◆ Supplied records
** Start **
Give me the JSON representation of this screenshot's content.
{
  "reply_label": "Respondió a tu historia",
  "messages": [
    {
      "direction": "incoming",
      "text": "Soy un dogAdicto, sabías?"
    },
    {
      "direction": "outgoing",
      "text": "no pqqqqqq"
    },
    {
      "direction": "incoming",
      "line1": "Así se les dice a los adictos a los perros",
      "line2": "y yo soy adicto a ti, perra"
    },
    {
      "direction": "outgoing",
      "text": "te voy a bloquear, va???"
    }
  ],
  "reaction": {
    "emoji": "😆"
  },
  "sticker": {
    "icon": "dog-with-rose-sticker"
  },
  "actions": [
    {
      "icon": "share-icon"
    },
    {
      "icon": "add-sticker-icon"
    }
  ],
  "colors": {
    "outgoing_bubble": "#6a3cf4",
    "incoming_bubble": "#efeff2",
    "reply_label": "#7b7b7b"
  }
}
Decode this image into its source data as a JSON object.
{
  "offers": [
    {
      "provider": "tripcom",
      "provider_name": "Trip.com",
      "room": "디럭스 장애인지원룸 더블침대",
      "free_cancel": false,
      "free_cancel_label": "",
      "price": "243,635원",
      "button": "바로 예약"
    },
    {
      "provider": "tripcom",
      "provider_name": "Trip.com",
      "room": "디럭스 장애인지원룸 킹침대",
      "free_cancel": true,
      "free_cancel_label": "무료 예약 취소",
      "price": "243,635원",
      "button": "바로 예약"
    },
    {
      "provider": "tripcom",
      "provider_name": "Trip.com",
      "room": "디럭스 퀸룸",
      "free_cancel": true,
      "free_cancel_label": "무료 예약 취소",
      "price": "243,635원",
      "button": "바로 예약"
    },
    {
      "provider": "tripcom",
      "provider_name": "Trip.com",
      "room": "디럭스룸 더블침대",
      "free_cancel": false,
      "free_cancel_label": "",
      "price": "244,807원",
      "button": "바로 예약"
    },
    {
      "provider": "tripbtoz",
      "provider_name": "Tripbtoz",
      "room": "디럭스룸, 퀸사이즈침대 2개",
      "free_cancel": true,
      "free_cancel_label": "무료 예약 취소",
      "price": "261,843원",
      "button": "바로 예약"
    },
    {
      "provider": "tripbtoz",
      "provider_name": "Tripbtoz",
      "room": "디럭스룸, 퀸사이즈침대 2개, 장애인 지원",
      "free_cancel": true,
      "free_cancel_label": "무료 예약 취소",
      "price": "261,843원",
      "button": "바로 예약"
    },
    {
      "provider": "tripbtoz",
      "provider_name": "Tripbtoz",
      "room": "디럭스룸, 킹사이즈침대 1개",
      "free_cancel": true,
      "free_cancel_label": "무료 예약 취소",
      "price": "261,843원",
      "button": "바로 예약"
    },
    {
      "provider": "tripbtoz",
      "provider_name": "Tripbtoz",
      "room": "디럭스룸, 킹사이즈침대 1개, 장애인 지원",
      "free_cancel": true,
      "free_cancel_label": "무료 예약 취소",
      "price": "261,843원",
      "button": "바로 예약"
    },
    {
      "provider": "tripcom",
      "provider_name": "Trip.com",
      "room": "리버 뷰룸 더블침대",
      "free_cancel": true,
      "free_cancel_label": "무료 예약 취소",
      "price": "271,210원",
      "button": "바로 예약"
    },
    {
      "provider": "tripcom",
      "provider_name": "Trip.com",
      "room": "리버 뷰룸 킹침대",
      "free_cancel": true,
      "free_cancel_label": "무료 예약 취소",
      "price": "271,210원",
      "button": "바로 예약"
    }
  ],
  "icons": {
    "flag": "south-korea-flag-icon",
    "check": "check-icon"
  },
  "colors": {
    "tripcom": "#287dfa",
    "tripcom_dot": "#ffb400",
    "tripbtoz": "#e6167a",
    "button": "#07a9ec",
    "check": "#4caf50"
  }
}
** End **
◆ Work required
Tally up the lines in the records that contain the word "장애인지원룸" and give only the total.

◆ Completed exercise
2